** BEGIN Data to process **

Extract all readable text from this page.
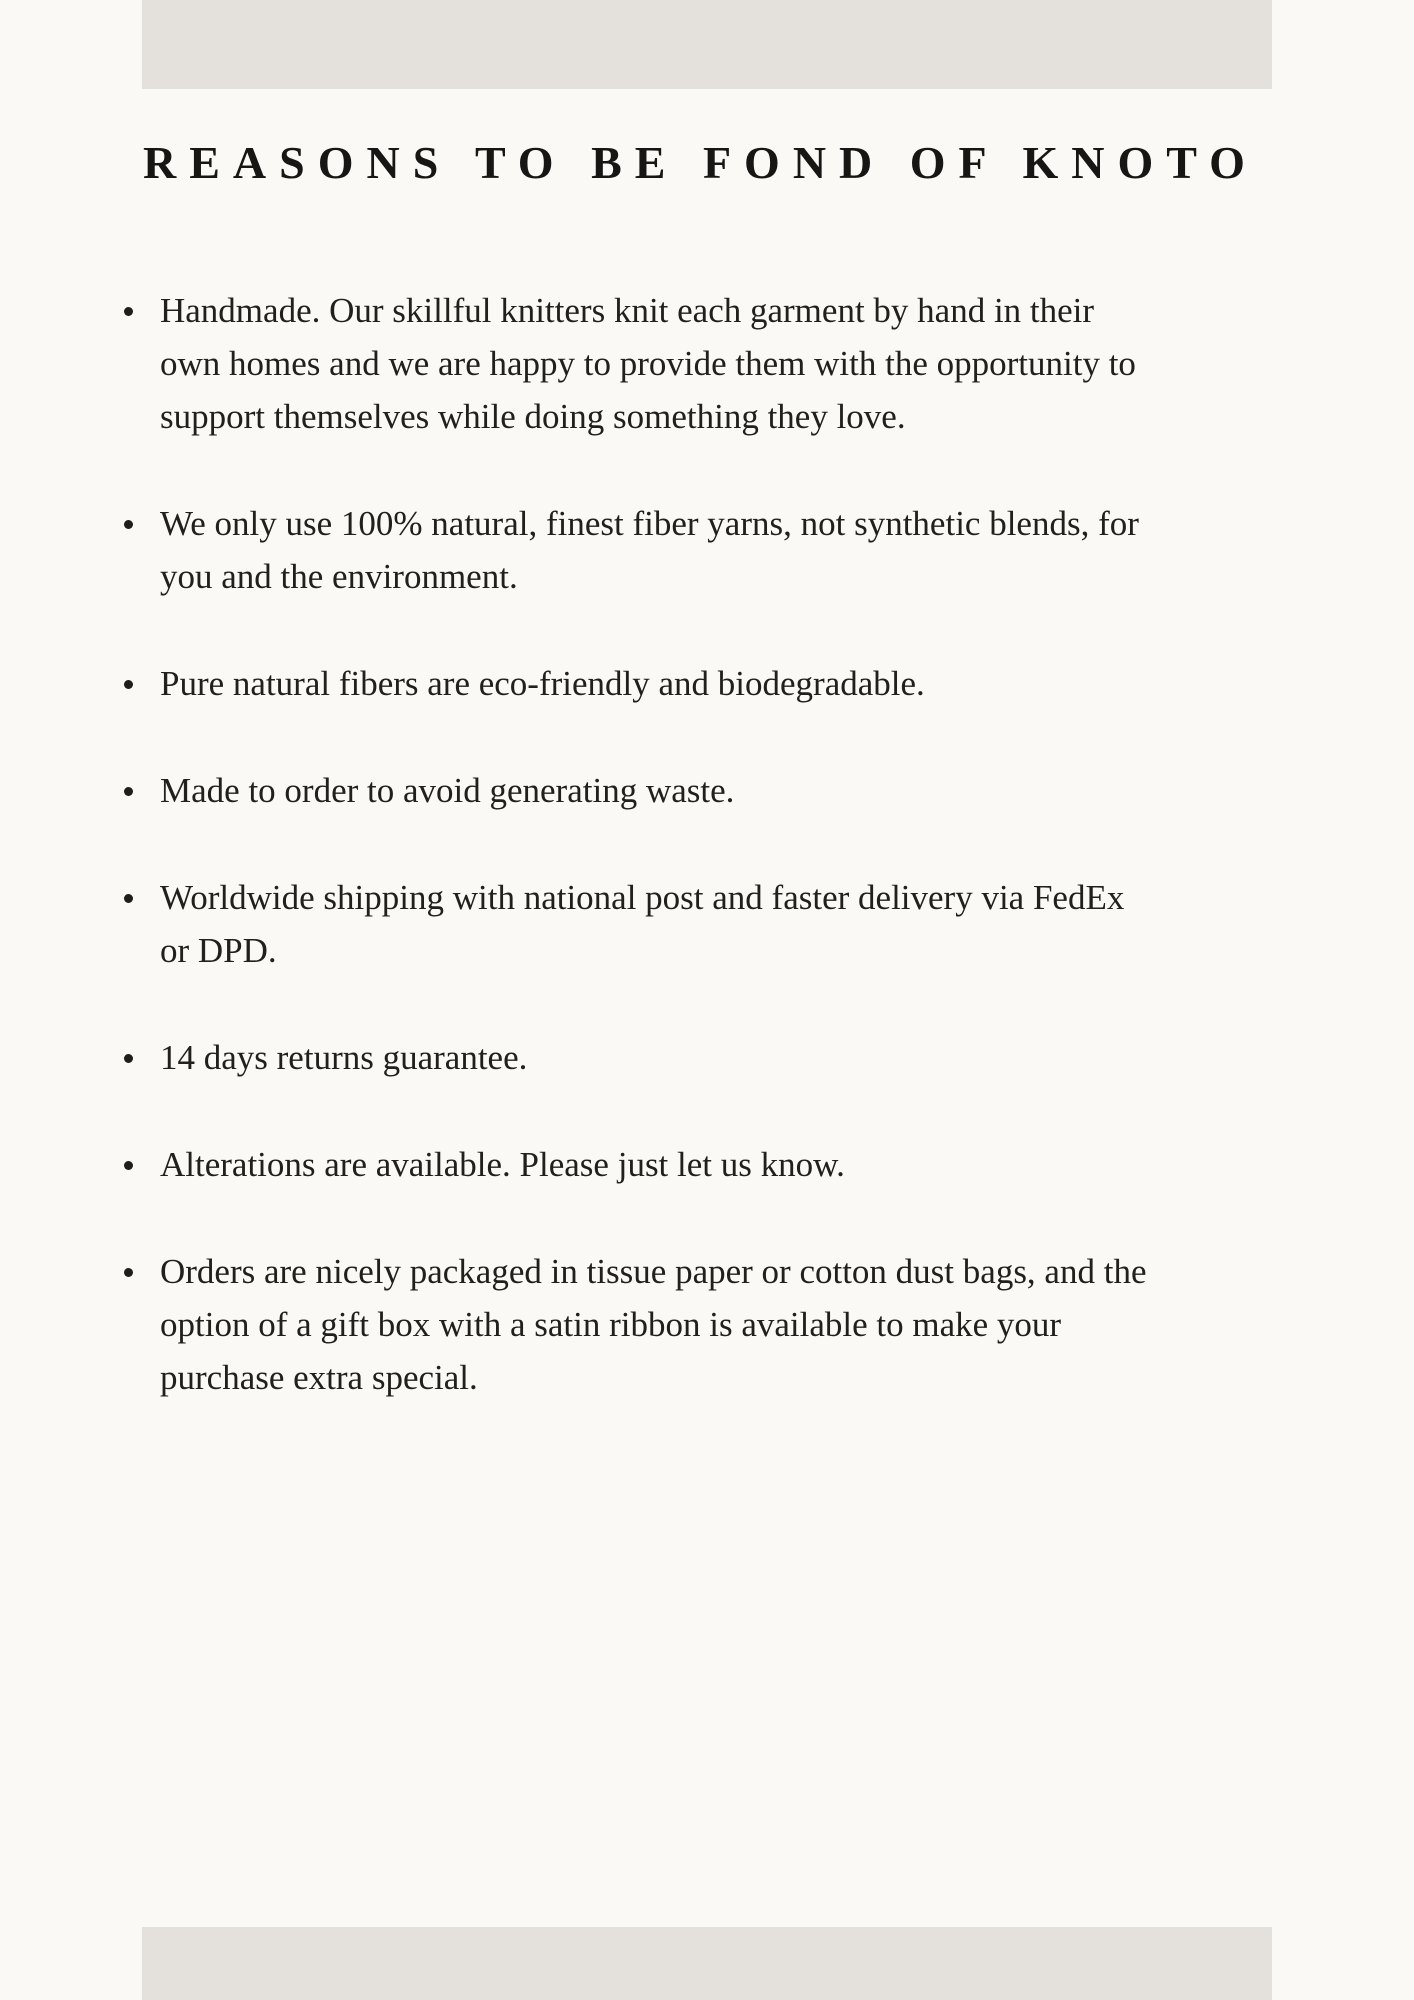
REASONS TO BE FOND OF KNOTO
Handmade. Our skillful knitters knit each garment by hand in their
own homes and we are happy to provide them with the opportunity to
support themselves while doing something they love.
We only use 100% natural, finest fiber yarns, not synthetic blends, for
you and the environment.
Pure natural fibers are eco-friendly and biodegradable.
Made to order to avoid generating waste.
Worldwide shipping with national post and faster delivery via FedEx
or DPD.
14 days returns guarantee.
Alterations are available. Please just let us know.
Orders are nicely packaged in tissue paper or cotton dust bags, and the
option of a gift box with a satin ribbon is available to make your
purchase extra special.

** END Data to process **

All records must be output exactly as they are, except for the pictures, which are left out.

Extract all readable text from this page.
REASONS TO BE FOND OF KNOTO
Handmade. Our skillful knitters knit each garment by hand in their
own homes and we are happy to provide them with the opportunity to
support themselves while doing something they love.
We only use 100% natural, finest fiber yarns, not synthetic blends, for
you and the environment.
Pure natural fibers are eco-friendly and biodegradable.
Made to order to avoid generating waste.
Worldwide shipping with national post and faster delivery via FedEx
or DPD.
14 days returns guarantee.
Alterations are available. Please just let us know.
Orders are nicely packaged in tissue paper or cotton dust bags, and the
option of a gift box with a satin ribbon is available to make your
purchase extra special.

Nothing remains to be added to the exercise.